** start RECORDS FOR THE TASK **

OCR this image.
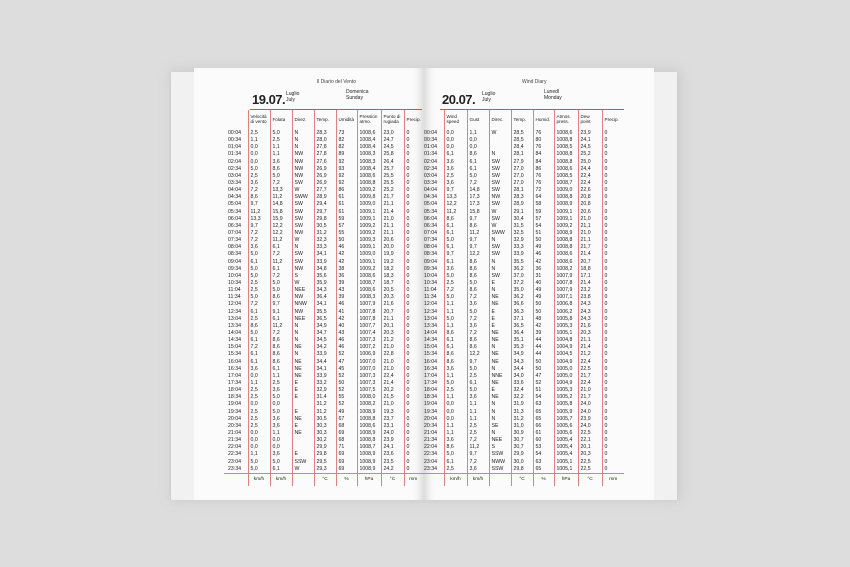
Il Diario del Vento
19.07. Luglio
July
Domenica
Sunday
	Velocità di vento	Folata	Direz.	Temp.	Umidità	Pression atmo.	Punto di rugiada	Precip.
00:04	2,5	5,0	N	28,3	73	1008,6	23,0	0
00:34	1,1	2,5	N	28,0	82	1008,4	24,7	0
01:04	0,0	1,1	N	27,8	82	1008,4	24,5	0
01:34	0,0	1,1	NW	27,8	89	1008,3	25,8	0
02:04	0,0	3,6	NW	27,6	92	1008,3	26,4	0
02:34	5,0	8,6	NW	26,9	93	1008,4	25,7	0
03:04	2,5	5,0	NW	26,9	92	1008,6	25,5	0
03:34	3,6	7,2	SW	26,9	92	1008,8	25,5	0
04:04	7,2	13,3	W	27,7	86	1009,2	25,2	0
04:34	8,6	11,2	SWW	28,9	61	1009,8	21,7	0
05:04	9,7	14,8	SW	29,4	61	1009,0	21,1	0
05:34	11,2	15,8	SW	29,7	61	1009,1	21,4	0
06:04	13,3	15,9	SW	29,8	59	1009,1	21,0	0
06:34	9,7	12,2	SW	30,5	57	1009,2	21,1	0
07:04	7,2	12,2	NW	31,2	55	1009,2	21,1	0
07:34	7,2	11,2	W	32,3	50	1009,3	20,6	0
08:04	3,6	6,1	N	33,3	46	1009,1	20,0	0
08:34	5,0	7,2	SW	34,1	42	1009,0	19,9	0
09:04	6,1	11,2	SW	33,9	42	1009,1	19,2	0
09:34	5,0	6,1	NW	34,8	38	1009,2	18,2	0
10:04	5,0	7,2	S	35,6	36	1008,6	18,3	0
10:34	2,5	5,0	W	35,9	39	1008,7	18,7	0
11:04	2,5	5,0	NEE	34,3	43	1008,6	20,5	0
11:34	5,0	8,6	NW	36,4	39	1008,3	20,3	0
12:04	7,2	9,7	NNW	34,1	46	1007,9	21,6	0
12:34	6,1	9,1	NW	35,5	41	1007,8	20,7	0
13:04	2,5	6,1	NEE	36,5	42	1007,8	21,1	0
13:34	8,6	11,2	N	34,9	40	1007,7	20,1	0
14:04	5,0	7,2	N	34,7	43	1007,4	20,3	0
14:34	6,1	8,6	N	34,5	46	1007,3	21,2	0
15:04	7,2	8,6	NE	34,2	46	1007,2	21,0	0
15:34	6,1	8,6	N	33,9	52	1006,9	22,8	0
16:04	6,1	8,6	NE	34,4	47	1007,0	21,0	0
16:34	3,6	6,1	NE	34,1	45	1007,0	21,0	0
17:04	0,0	1,1	NE	33,9	52	1007,3	22,4	0
17:34	1,1	2,5	E	33,2	50	1007,3	21,4	0
18:04	2,5	3,6	E	32,9	52	1007,5	20,2	0
18:34	2,5	5,0	E	31,4	55	1008,0	21,5	0
19:04	0,0	0,0		31,2	52	1008,2	21,0	0
19:34	2,5	5,0	E	31,2	49	1008,9	19,3	0
20:04	2,5	3,6	NE	30,5	67	1008,8	23,7	0
20:34	2,5	3,6	E	30,3	68	1008,6	23,1	0
21:04	0,0	1,1	NE	30,3	69	1008,9	24,0	0
21:34	0,0	0,0		30,2	68	1008,8	23,9	0
22:04	0,0	0,0		29,9	71	1008,7	24,1	0
22:34	1,1	3,6	E	29,8	69	1008,9	23,6	0
23:04	5,0	5,0	SSW	29,5	69	1008,9	23,5	0
23:34	5,0	6,1	W	29,3	69	1008,9	24,2	0
	km/h	km/h		°C	%	hPa	°C	mm
Wind Diary
20.07. Luglio
July
Lunedì
Monday
	Wind speed	Gust	Direc.	Temp.	Humid.	Atmos. press.	Dew point	Precip.
00:04	0,0	1,1	W	28,5	76	1008,6	23,9	0
00:34	0,0	0,0		28,5	80	1008,8	24,1	0
01:04	0,0	0,0		28,4	76	1008,5	24,5	0
01:34	6,1	8,6	N	28,1	84	1008,8	25,2	0
02:04	3,6	6,1	SW	27,9	84	1008,8	25,0	0
02:34	3,6	6,1	SW	27,0	86	1008,6	24,4	0
03:04	2,5	5,0	SW	27,0	76	1008,5	22,4	0
03:34	3,6	7,2	SW	27,0	76	1008,7	22,4	0
04:04	9,7	14,8	SW	28,1	72	1009,0	22,6	0
04:34	13,3	17,3	NW	28,3	64	1008,8	20,8	0
05:04	12,2	17,3	SW	28,9	58	1008,9	20,8	0
05:34	11,2	15,8	W	29,1	59	1009,1	20,6	0
06:04	8,6	9,7	SW	30,4	57	1009,1	21,0	0
06:34	6,1	8,6	W	31,5	54	1009,2	21,1	0
07:04	6,1	11,2	SWW	32,5	51	1008,9	21,0	0
07:34	5,0	9,7	N	32,9	50	1008,8	21,1	0
08:04	6,1	9,7	SW	33,3	49	1008,8	21,7	0
08:34	9,7	12,2	SW	33,9	46	1008,6	21,4	0
09:04	6,1	8,6	N	35,5	42	1008,6	20,7	0
09:34	3,6	8,6	N	36,2	36	1008,2	18,8	0
10:04	5,0	8,6	SW	37,0	31	1007,9	17,1	0
10:34	2,5	5,0	E	37,2	40	1007,8	21,4	0
11:04	7,2	8,6	N	35,0	49	1007,9	23,2	0
11:34	5,0	7,2	NE	36,2	49	1007,1	23,8	0
12:04	1,1	3,6	NE	36,6	50	1006,8	24,3	0
12:34	1,1	5,0	E	36,3	50	1006,2	24,3	0
13:04	5,0	7,2	E	37,1	48	1005,8	24,3	0
13:34	1,1	3,6	E	36,5	42	1005,3	21,6	0
14:04	8,6	7,2	NE	36,4	39	1005,1	20,3	0
14:34	6,1	8,6	NE	35,1	44	1004,8	21,1	0
15:04	6,1	8,6	N	35,3	44	1004,9	21,4	0
15:34	8,6	12,2	NE	34,9	44	1004,5	21,2	0
16:04	8,6	9,7	NE	34,3	50	1004,9	22,4	0
16:34	3,6	5,0	N	34,4	50	1005,0	22,5	0
17:04	1,1	2,5	NNE	34,0	47	1005,0	21,7	0
17:34	5,0	6,1	NE	33,6	52	1004,9	22,4	0
18:04	2,5	5,0	E	32,4	51	1005,3	21,0	0
18:34	1,1	3,6	NE	32,2	54	1005,2	21,7	0
19:04	0,0	1,1	N	31,9	63	1005,8	24,0	0
19:34	0,0	1,1	N	31,3	65	1005,9	24,0	0
20:04	0,0	1,1	N	31,2	65	1005,7	23,9	0
20:34	1,1	2,5	SE	31,0	66	1005,6	24,0	0
21:04	1,1	2,5	N	30,9	61	1005,6	22,5	0
21:34	3,6	7,2	NEE	30,7	60	1005,4	22,1	0
22:04	8,6	11,2	S	30,7	53	1005,4	20,1	0
22:34	5,0	9,7	SSW	29,9	54	1005,4	20,3	0
23:04	6,1	7,2	NWW	30,0	63	1005,1	22,5	0
23:34	2,5	3,6	SSW	29,8	65	1005,1	22,5	0
	km/h	km/h		°C	%	hPa	°C	mm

** end RECORDS FOR THE TASK **

# TASK REQUIREMENTS
Copy every line in the entries above that has the string "Precip" in it.

# FINAL ANSWER
	Velocità di vento	Folata	Direz.	Temp.	Umidità	Pression atmo.	Punto di rugiada	Precip.
	Wind speed	Gust	Direc.	Temp.	Humid.	Atmos. press.	Dew point	Precip.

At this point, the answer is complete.